From the listing that follows, extract every line and set it down unaltered.

◆ **Provided records**:
──────
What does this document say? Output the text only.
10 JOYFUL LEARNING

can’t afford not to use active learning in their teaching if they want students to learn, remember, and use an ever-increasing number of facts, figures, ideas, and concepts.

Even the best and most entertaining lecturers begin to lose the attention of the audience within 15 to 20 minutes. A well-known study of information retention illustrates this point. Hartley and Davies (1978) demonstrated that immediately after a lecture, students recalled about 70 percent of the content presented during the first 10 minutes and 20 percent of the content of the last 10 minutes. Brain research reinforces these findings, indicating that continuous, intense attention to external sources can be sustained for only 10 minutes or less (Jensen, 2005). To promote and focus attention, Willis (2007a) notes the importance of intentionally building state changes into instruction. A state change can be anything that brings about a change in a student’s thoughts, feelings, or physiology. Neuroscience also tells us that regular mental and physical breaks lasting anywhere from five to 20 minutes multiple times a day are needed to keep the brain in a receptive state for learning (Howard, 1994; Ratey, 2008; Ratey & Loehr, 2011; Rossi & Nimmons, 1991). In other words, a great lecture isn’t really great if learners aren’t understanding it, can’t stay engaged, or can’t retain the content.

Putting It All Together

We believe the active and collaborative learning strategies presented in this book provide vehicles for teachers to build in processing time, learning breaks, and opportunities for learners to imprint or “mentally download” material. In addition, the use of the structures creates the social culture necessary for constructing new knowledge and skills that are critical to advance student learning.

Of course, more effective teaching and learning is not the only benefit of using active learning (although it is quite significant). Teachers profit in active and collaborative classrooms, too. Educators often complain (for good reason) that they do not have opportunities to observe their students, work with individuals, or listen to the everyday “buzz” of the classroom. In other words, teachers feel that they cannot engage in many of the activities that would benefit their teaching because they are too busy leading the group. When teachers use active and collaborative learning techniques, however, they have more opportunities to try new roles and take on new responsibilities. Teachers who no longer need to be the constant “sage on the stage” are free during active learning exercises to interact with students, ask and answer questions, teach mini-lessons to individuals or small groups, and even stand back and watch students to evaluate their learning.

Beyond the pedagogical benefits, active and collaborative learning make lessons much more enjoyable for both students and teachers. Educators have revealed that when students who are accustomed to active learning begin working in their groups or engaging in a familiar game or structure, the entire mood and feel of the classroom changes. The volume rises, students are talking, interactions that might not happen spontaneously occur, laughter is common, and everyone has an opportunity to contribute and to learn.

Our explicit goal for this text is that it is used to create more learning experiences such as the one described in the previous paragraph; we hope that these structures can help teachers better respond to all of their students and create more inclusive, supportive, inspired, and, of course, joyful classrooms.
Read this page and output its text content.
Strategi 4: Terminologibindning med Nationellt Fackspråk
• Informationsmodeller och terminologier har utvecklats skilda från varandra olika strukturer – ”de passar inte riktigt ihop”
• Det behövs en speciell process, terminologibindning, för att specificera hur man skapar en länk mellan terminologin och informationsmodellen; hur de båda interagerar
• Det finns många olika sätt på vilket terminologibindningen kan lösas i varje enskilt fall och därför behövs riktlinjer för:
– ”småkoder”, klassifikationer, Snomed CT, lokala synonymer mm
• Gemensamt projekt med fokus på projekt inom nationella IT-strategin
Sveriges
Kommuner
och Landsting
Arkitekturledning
──────
◆ **Reply**:
What does this document say? Output the text only.
10 JOYFUL LEARNING

can’t afford not to use active learning in their teaching if they want students to learn, remember, and use an ever-increasing number of facts, figures, ideas, and concepts.

Even the best and most entertaining lecturers begin to lose the attention of the audience within 15 to 20 minutes. A well-known study of information retention illustrates this point. Hartley and Davies (1978) demonstrated that immediately after a lecture, students recalled about 70 percent of the content presented during the first 10 minutes and 20 percent of the content of the last 10 minutes. Brain research reinforces these findings, indicating that continuous, intense attention to external sources can be sustained for only 10 minutes or less (Jensen, 2005). To promote and focus attention, Willis (2007a) notes the importance of intentionally building state changes into instruction. A state change can be anything that brings about a change in a student’s thoughts, feelings, or physiology. Neuroscience also tells us that regular mental and physical breaks lasting anywhere from five to 20 minutes multiple times a day are needed to keep the brain in a receptive state for learning (Howard, 1994; Ratey, 2008; Ratey & Loehr, 2011; Rossi & Nimmons, 1991). In other words, a great lecture isn’t really great if learners aren’t understanding it, can’t stay engaged, or can’t retain the content.

Putting It All Together

We believe the active and collaborative learning strategies presented in this book provide vehicles for teachers to build in processing time, learning breaks, and opportunities for learners to imprint or “mentally download” material. In addition, the use of the structures creates the social culture necessary for constructing new knowledge and skills that are critical to advance student learning.

Of course, more effective teaching and learning is not the only benefit of using active learning (although it is quite significant). Teachers profit in active and collaborative classrooms, too. Educators often complain (for good reason) that they do not have opportunities to observe their students, work with individuals, or listen to the everyday “buzz” of the classroom. In other words, teachers feel that they cannot engage in many of the activities that would benefit their teaching because they are too busy leading the group. When teachers use active and collaborative learning techniques, however, they have more opportunities to try new roles and take on new responsibilities. Teachers who no longer need to be the constant “sage on the stage” are free during active learning exercises to interact with students, ask and answer questions, teach mini-lessons to individuals or small groups, and even stand back and watch students to evaluate their learning.

Beyond the pedagogical benefits, active and collaborative learning make lessons much more enjoyable for both students and teachers. Educators have revealed that when students who are accustomed to active learning begin working in their groups or engaging in a familiar game or structure, the entire mood and feel of the classroom changes. The volume rises, students are talking, interactions that might not happen spontaneously occur, laughter is common, and everyone has an opportunity to contribute and to learn.

Our explicit goal for this text is that it is used to create more learning experiences such as the one described in the previous paragraph; we hope that these structures can help teachers better respond to all of their students and create more inclusive, supportive, inspired, and, of course, joyful classrooms.
Read this page and output its text content.
Strategi 4: Terminologibindning med Nationellt Fackspråk
• Informationsmodeller och terminologier har utvecklats skilda från varandra olika strukturer – ”de passar inte riktigt ihop”
• Det behövs en speciell process, terminologibindning, för att specificera hur man skapar en länk mellan terminologin och informationsmodellen; hur de båda interagerar
• Det finns många olika sätt på vilket terminologibindningen kan lösas i varje enskilt fall och därför behövs riktlinjer för:
– ”småkoder”, klassifikationer, Snomed CT, lokala synonymer mm
• Gemensamt projekt med fokus på projekt inom nationella IT-strategin
Sveriges
Kommuner
och Landsting
Arkitekturledning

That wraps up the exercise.